#### [Rows]
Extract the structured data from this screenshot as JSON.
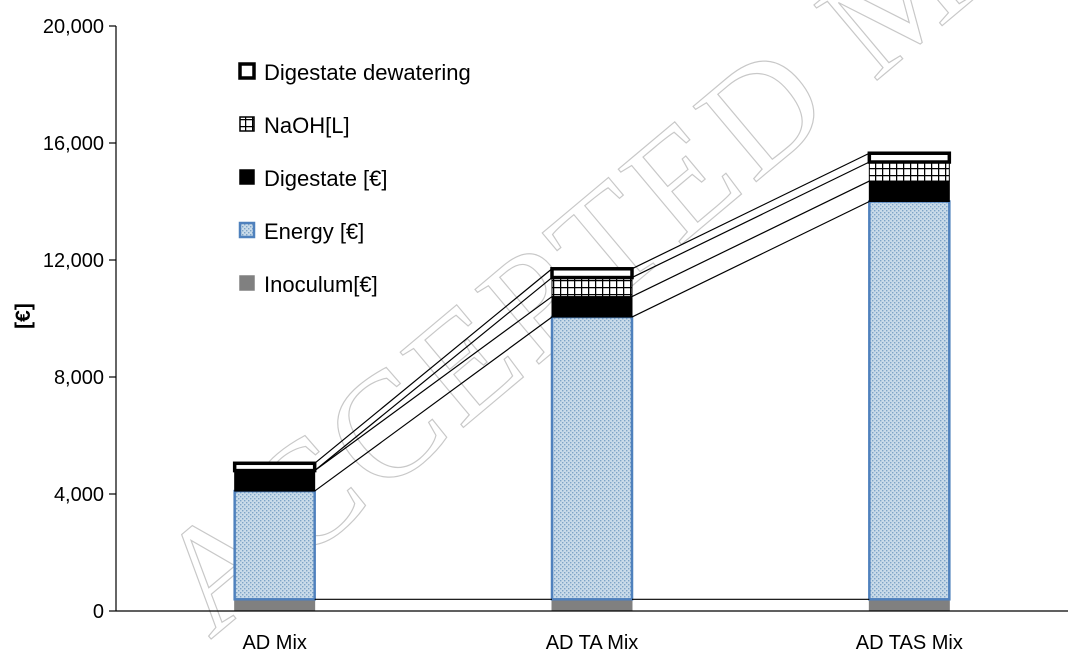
{
  "watermark": "ACCEPTED MANUSCRIPT",
  "chart_data": {
    "type": "bar",
    "stacked": true,
    "categories": [
      "AD Mix",
      "AD TA Mix",
      "AD TAS Mix"
    ],
    "ylabel": "[€]",
    "xlabel": "",
    "title": "",
    "ylim": [
      0,
      20000
    ],
    "yticks": [
      0,
      4000,
      8000,
      12000,
      16000,
      20000
    ],
    "ytick_labels": [
      "0",
      "4,000",
      "8,000",
      "12,000",
      "16,000",
      "20,000"
    ],
    "legend_placement": "top-left",
    "series_lines": true,
    "series": [
      {
        "name": "Inoculum[€]",
        "values": [
          400,
          400,
          400
        ],
        "color": "#808080",
        "pattern": "solid"
      },
      {
        "name": "Energy  [€]",
        "values": [
          3700,
          9650,
          13600
        ],
        "color": "#4f81bd",
        "pattern": "dotted"
      },
      {
        "name": "Digestate [€]",
        "values": [
          700,
          700,
          700
        ],
        "color": "#000000",
        "pattern": "solid"
      },
      {
        "name": "NaOH[L]",
        "values": [
          0,
          650,
          650
        ],
        "color": "#000000",
        "pattern": "grid"
      },
      {
        "name": "Digestate dewatering",
        "values": [
          250,
          300,
          300
        ],
        "color": "#ffffff",
        "pattern": "outline"
      }
    ]
  }
}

#### [Given instruction]
Write out the material above once more, exactly as it reads, with no pictures.

#### [Answer for this exercise]
Extract the structured data from this screenshot as JSON.
{
  "watermark": "ACCEPTED MANUSCRIPT",
  "chart_data": {
    "type": "bar",
    "stacked": true,
    "categories": [
      "AD Mix",
      "AD TA Mix",
      "AD TAS Mix"
    ],
    "ylabel": "[€]",
    "xlabel": "",
    "title": "",
    "ylim": [
      0,
      20000
    ],
    "yticks": [
      0,
      4000,
      8000,
      12000,
      16000,
      20000
    ],
    "ytick_labels": [
      "0",
      "4,000",
      "8,000",
      "12,000",
      "16,000",
      "20,000"
    ],
    "legend_placement": "top-left",
    "series_lines": true,
    "series": [
      {
        "name": "Inoculum[€]",
        "values": [
          400,
          400,
          400
        ],
        "color": "#808080",
        "pattern": "solid"
      },
      {
        "name": "Energy  [€]",
        "values": [
          3700,
          9650,
          13600
        ],
        "color": "#4f81bd",
        "pattern": "dotted"
      },
      {
        "name": "Digestate [€]",
        "values": [
          700,
          700,
          700
        ],
        "color": "#000000",
        "pattern": "solid"
      },
      {
        "name": "NaOH[L]",
        "values": [
          0,
          650,
          650
        ],
        "color": "#000000",
        "pattern": "grid"
      },
      {
        "name": "Digestate dewatering",
        "values": [
          250,
          300,
          300
        ],
        "color": "#ffffff",
        "pattern": "outline"
      }
    ]
  }
}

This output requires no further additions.